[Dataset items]
══════════════════════════════
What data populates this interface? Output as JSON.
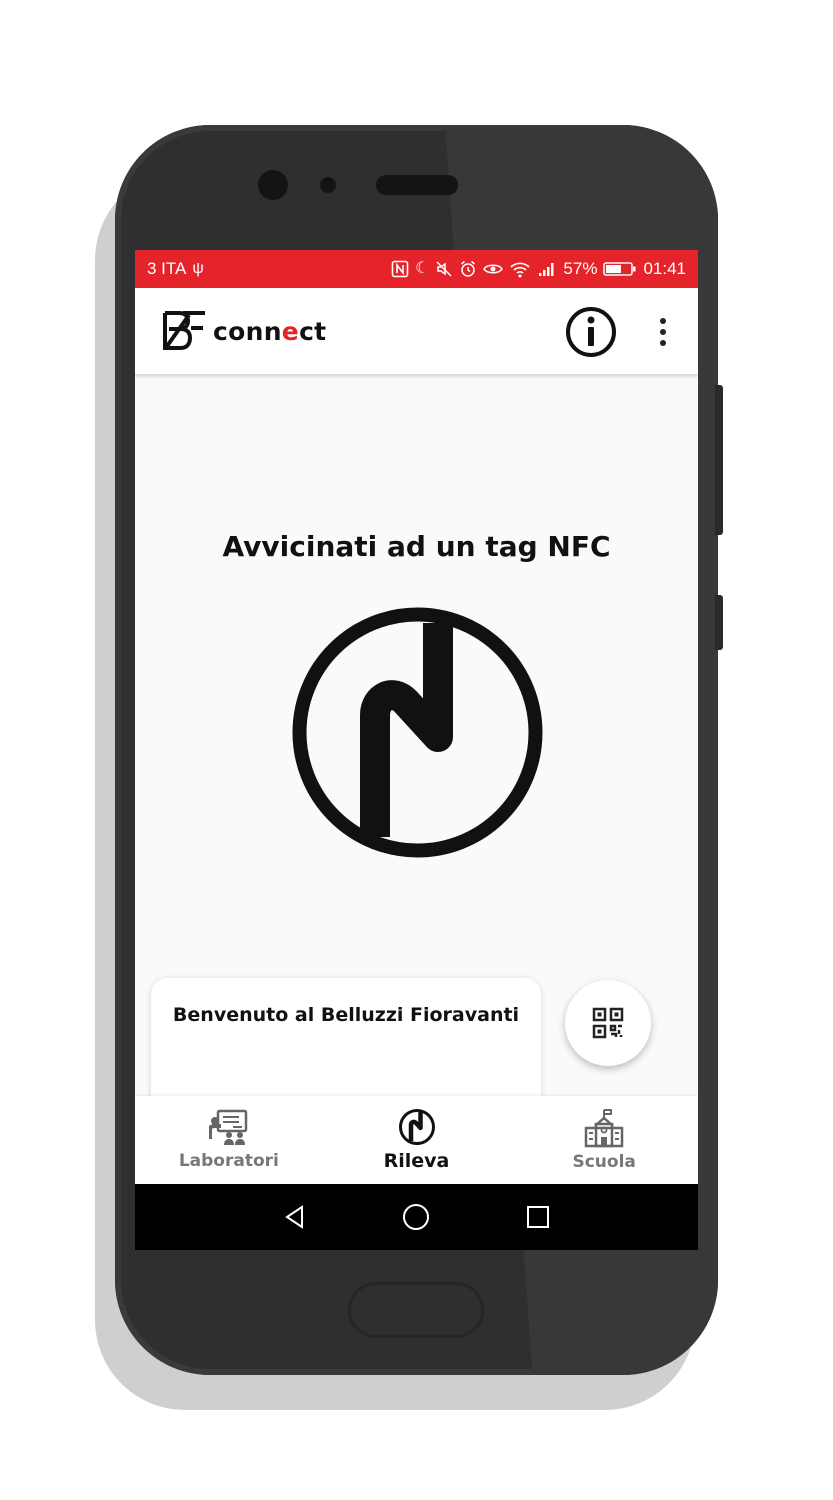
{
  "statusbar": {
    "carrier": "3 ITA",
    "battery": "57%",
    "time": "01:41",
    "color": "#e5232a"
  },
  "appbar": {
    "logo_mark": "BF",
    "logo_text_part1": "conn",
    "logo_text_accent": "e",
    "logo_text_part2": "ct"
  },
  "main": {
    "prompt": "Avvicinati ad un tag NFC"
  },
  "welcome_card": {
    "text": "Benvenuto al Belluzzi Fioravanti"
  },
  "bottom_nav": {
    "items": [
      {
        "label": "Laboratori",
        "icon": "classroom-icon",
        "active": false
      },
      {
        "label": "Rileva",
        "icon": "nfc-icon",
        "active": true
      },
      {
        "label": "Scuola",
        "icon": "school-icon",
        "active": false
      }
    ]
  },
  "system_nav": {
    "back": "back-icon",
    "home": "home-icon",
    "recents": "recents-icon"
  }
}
══════════════════════════════
WHAT IS ASKED
Copy out all the data without changing anything, and drop the pictures.

TASK ANSWER
What data populates this interface? Output as JSON.
{
  "statusbar": {
    "carrier": "3 ITA",
    "battery": "57%",
    "time": "01:41",
    "color": "#e5232a"
  },
  "appbar": {
    "logo_mark": "BF",
    "logo_text_part1": "conn",
    "logo_text_accent": "e",
    "logo_text_part2": "ct"
  },
  "main": {
    "prompt": "Avvicinati ad un tag NFC"
  },
  "welcome_card": {
    "text": "Benvenuto al Belluzzi Fioravanti"
  },
  "bottom_nav": {
    "items": [
      {
        "label": "Laboratori",
        "icon": "classroom-icon",
        "active": false
      },
      {
        "label": "Rileva",
        "icon": "nfc-icon",
        "active": true
      },
      {
        "label": "Scuola",
        "icon": "school-icon",
        "active": false
      }
    ]
  },
  "system_nav": {
    "back": "back-icon",
    "home": "home-icon",
    "recents": "recents-icon"
  }
}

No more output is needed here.